→ Task brief
Copy each line exactly. Leave nothing out.

→ Information given
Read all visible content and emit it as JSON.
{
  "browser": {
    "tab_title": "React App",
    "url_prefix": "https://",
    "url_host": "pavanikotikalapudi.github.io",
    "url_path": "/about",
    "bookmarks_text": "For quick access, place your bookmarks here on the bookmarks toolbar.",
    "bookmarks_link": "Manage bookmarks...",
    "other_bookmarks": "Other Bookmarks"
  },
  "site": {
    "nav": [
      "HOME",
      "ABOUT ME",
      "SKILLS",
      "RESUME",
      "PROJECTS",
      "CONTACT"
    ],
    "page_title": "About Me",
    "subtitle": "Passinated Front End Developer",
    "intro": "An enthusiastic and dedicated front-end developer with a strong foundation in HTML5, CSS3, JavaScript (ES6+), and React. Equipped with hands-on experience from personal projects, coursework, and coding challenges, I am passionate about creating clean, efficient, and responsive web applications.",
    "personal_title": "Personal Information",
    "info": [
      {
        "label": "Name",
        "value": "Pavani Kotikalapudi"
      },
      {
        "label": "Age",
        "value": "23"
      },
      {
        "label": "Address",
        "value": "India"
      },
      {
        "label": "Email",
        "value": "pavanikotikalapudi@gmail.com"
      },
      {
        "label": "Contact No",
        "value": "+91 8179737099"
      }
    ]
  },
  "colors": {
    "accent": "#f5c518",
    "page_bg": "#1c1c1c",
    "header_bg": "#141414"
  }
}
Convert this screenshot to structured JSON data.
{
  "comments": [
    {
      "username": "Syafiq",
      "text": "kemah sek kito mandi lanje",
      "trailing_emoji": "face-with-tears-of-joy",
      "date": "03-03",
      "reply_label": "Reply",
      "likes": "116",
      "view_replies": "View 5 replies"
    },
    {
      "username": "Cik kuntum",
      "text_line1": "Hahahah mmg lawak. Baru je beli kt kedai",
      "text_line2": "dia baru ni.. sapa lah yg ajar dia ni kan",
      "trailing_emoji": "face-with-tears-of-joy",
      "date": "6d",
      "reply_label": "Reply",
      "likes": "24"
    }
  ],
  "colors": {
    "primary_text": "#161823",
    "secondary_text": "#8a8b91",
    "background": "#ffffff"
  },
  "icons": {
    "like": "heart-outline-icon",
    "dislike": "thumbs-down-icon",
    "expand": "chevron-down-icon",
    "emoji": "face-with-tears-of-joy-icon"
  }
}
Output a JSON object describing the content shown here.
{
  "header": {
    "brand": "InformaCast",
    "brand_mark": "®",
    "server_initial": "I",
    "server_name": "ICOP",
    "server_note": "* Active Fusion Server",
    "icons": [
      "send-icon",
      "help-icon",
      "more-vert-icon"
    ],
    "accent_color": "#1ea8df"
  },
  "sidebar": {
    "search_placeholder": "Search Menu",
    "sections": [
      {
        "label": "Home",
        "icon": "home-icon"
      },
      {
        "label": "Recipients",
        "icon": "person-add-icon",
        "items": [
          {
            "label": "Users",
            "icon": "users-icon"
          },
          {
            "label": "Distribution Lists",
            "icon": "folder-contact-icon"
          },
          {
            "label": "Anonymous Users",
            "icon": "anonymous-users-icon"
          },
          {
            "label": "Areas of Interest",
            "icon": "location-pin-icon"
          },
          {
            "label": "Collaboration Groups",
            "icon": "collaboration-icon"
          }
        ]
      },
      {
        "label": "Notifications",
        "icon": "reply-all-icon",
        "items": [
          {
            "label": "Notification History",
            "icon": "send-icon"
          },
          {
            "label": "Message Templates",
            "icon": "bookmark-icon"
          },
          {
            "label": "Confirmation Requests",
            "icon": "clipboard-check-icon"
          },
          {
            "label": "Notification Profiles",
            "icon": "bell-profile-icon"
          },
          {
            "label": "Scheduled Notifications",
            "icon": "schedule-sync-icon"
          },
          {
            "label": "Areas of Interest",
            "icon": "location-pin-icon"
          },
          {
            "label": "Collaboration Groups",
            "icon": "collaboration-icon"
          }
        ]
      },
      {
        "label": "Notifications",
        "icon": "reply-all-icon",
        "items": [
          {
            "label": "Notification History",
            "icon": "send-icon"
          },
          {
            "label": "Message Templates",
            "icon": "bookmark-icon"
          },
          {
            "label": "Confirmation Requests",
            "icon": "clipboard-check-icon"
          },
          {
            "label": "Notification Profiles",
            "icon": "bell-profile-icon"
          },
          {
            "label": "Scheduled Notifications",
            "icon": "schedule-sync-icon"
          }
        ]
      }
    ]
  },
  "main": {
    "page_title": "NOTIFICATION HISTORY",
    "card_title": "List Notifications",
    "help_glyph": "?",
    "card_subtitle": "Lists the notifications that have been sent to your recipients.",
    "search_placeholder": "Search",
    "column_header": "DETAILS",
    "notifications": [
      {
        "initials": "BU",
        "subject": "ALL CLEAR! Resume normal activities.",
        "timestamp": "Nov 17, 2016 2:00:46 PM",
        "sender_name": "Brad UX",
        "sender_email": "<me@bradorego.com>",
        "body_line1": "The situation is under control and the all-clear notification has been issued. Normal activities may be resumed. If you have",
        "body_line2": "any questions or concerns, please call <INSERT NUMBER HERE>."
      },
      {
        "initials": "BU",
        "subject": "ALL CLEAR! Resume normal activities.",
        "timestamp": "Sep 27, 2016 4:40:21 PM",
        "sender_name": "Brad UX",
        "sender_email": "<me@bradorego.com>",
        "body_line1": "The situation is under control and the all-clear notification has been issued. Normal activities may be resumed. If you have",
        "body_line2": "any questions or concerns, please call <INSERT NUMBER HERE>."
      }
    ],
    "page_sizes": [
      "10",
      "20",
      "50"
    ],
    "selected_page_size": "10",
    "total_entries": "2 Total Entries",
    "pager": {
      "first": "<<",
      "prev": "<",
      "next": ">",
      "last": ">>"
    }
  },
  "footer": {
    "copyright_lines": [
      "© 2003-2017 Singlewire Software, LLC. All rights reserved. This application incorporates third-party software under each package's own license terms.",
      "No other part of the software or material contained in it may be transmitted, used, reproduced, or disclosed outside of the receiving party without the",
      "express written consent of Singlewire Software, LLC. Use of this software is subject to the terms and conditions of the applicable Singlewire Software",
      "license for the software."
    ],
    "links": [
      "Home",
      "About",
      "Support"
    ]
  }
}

→ Written solution
Read all visible content and emit it as JSON.
{
  "browser": {
    "tab_title": "React App",
    "url_prefix": "https://",
    "url_host": "pavanikotikalapudi.github.io",
    "url_path": "/about",
    "bookmarks_text": "For quick access, place your bookmarks here on the bookmarks toolbar.",
    "bookmarks_link": "Manage bookmarks...",
    "other_bookmarks": "Other Bookmarks"
  },
  "site": {
    "nav": [
      "HOME",
      "ABOUT ME",
      "SKILLS",
      "RESUME",
      "PROJECTS",
      "CONTACT"
    ],
    "page_title": "About Me",
    "subtitle": "Passinated Front End Developer",
    "intro": "An enthusiastic and dedicated front-end developer with a strong foundation in HTML5, CSS3, JavaScript (ES6+), and React. Equipped with hands-on experience from personal projects, coursework, and coding challenges, I am passionate about creating clean, efficient, and responsive web applications.",
    "personal_title": "Personal Information",
    "info": [
      {
        "label": "Name",
        "value": "Pavani Kotikalapudi"
      },
      {
        "label": "Age",
        "value": "23"
      },
      {
        "label": "Address",
        "value": "India"
      },
      {
        "label": "Email",
        "value": "pavanikotikalapudi@gmail.com"
      },
      {
        "label": "Contact No",
        "value": "+91 8179737099"
      }
    ]
  },
  "colors": {
    "accent": "#f5c518",
    "page_bg": "#1c1c1c",
    "header_bg": "#141414"
  }
}
Convert this screenshot to structured JSON data.
{
  "comments": [
    {
      "username": "Syafiq",
      "text": "kemah sek kito mandi lanje",
      "trailing_emoji": "face-with-tears-of-joy",
      "date": "03-03",
      "reply_label": "Reply",
      "likes": "116",
      "view_replies": "View 5 replies"
    },
    {
      "username": "Cik kuntum",
      "text_line1": "Hahahah mmg lawak. Baru je beli kt kedai",
      "text_line2": "dia baru ni.. sapa lah yg ajar dia ni kan",
      "trailing_emoji": "face-with-tears-of-joy",
      "date": "6d",
      "reply_label": "Reply",
      "likes": "24"
    }
  ],
  "colors": {
    "primary_text": "#161823",
    "secondary_text": "#8a8b91",
    "background": "#ffffff"
  },
  "icons": {
    "like": "heart-outline-icon",
    "dislike": "thumbs-down-icon",
    "expand": "chevron-down-icon",
    "emoji": "face-with-tears-of-joy-icon"
  }
}
Output a JSON object describing the content shown here.
{
  "header": {
    "brand": "InformaCast",
    "brand_mark": "®",
    "server_initial": "I",
    "server_name": "ICOP",
    "server_note": "* Active Fusion Server",
    "icons": [
      "send-icon",
      "help-icon",
      "more-vert-icon"
    ],
    "accent_color": "#1ea8df"
  },
  "sidebar": {
    "search_placeholder": "Search Menu",
    "sections": [
      {
        "label": "Home",
        "icon": "home-icon"
      },
      {
        "label": "Recipients",
        "icon": "person-add-icon",
        "items": [
          {
            "label": "Users",
            "icon": "users-icon"
          },
          {
            "label": "Distribution Lists",
            "icon": "folder-contact-icon"
          },
          {
            "label": "Anonymous Users",
            "icon": "anonymous-users-icon"
          },
          {
            "label": "Areas of Interest",
            "icon": "location-pin-icon"
          },
          {
            "label": "Collaboration Groups",
            "icon": "collaboration-icon"
          }
        ]
      },
      {
        "label": "Notifications",
        "icon": "reply-all-icon",
        "items": [
          {
            "label": "Notification History",
            "icon": "send-icon"
          },
          {
            "label": "Message Templates",
            "icon": "bookmark-icon"
          },
          {
            "label": "Confirmation Requests",
            "icon": "clipboard-check-icon"
          },
          {
            "label": "Notification Profiles",
            "icon": "bell-profile-icon"
          },
          {
            "label": "Scheduled Notifications",
            "icon": "schedule-sync-icon"
          },
          {
            "label": "Areas of Interest",
            "icon": "location-pin-icon"
          },
          {
            "label": "Collaboration Groups",
            "icon": "collaboration-icon"
          }
        ]
      },
      {
        "label": "Notifications",
        "icon": "reply-all-icon",
        "items": [
          {
            "label": "Notification History",
            "icon": "send-icon"
          },
          {
            "label": "Message Templates",
            "icon": "bookmark-icon"
          },
          {
            "label": "Confirmation Requests",
            "icon": "clipboard-check-icon"
          },
          {
            "label": "Notification Profiles",
            "icon": "bell-profile-icon"
          },
          {
            "label": "Scheduled Notifications",
            "icon": "schedule-sync-icon"
          }
        ]
      }
    ]
  },
  "main": {
    "page_title": "NOTIFICATION HISTORY",
    "card_title": "List Notifications",
    "help_glyph": "?",
    "card_subtitle": "Lists the notifications that have been sent to your recipients.",
    "search_placeholder": "Search",
    "column_header": "DETAILS",
    "notifications": [
      {
        "initials": "BU",
        "subject": "ALL CLEAR! Resume normal activities.",
        "timestamp": "Nov 17, 2016 2:00:46 PM",
        "sender_name": "Brad UX",
        "sender_email": "<me@bradorego.com>",
        "body_line1": "The situation is under control and the all-clear notification has been issued. Normal activities may be resumed. If you have",
        "body_line2": "any questions or concerns, please call <INSERT NUMBER HERE>."
      },
      {
        "initials": "BU",
        "subject": "ALL CLEAR! Resume normal activities.",
        "timestamp": "Sep 27, 2016 4:40:21 PM",
        "sender_name": "Brad UX",
        "sender_email": "<me@bradorego.com>",
        "body_line1": "The situation is under control and the all-clear notification has been issued. Normal activities may be resumed. If you have",
        "body_line2": "any questions or concerns, please call <INSERT NUMBER HERE>."
      }
    ],
    "page_sizes": [
      "10",
      "20",
      "50"
    ],
    "selected_page_size": "10",
    "total_entries": "2 Total Entries",
    "pager": {
      "first": "<<",
      "prev": "<",
      "next": ">",
      "last": ">>"
    }
  },
  "footer": {
    "copyright_lines": [
      "© 2003-2017 Singlewire Software, LLC. All rights reserved. This application incorporates third-party software under each package's own license terms.",
      "No other part of the software or material contained in it may be transmitted, used, reproduced, or disclosed outside of the receiving party without the",
      "express written consent of Singlewire Software, LLC. Use of this software is subject to the terms and conditions of the applicable Singlewire Software",
      "license for the software."
    ],
    "links": [
      "Home",
      "About",
      "Support"
    ]
  }
}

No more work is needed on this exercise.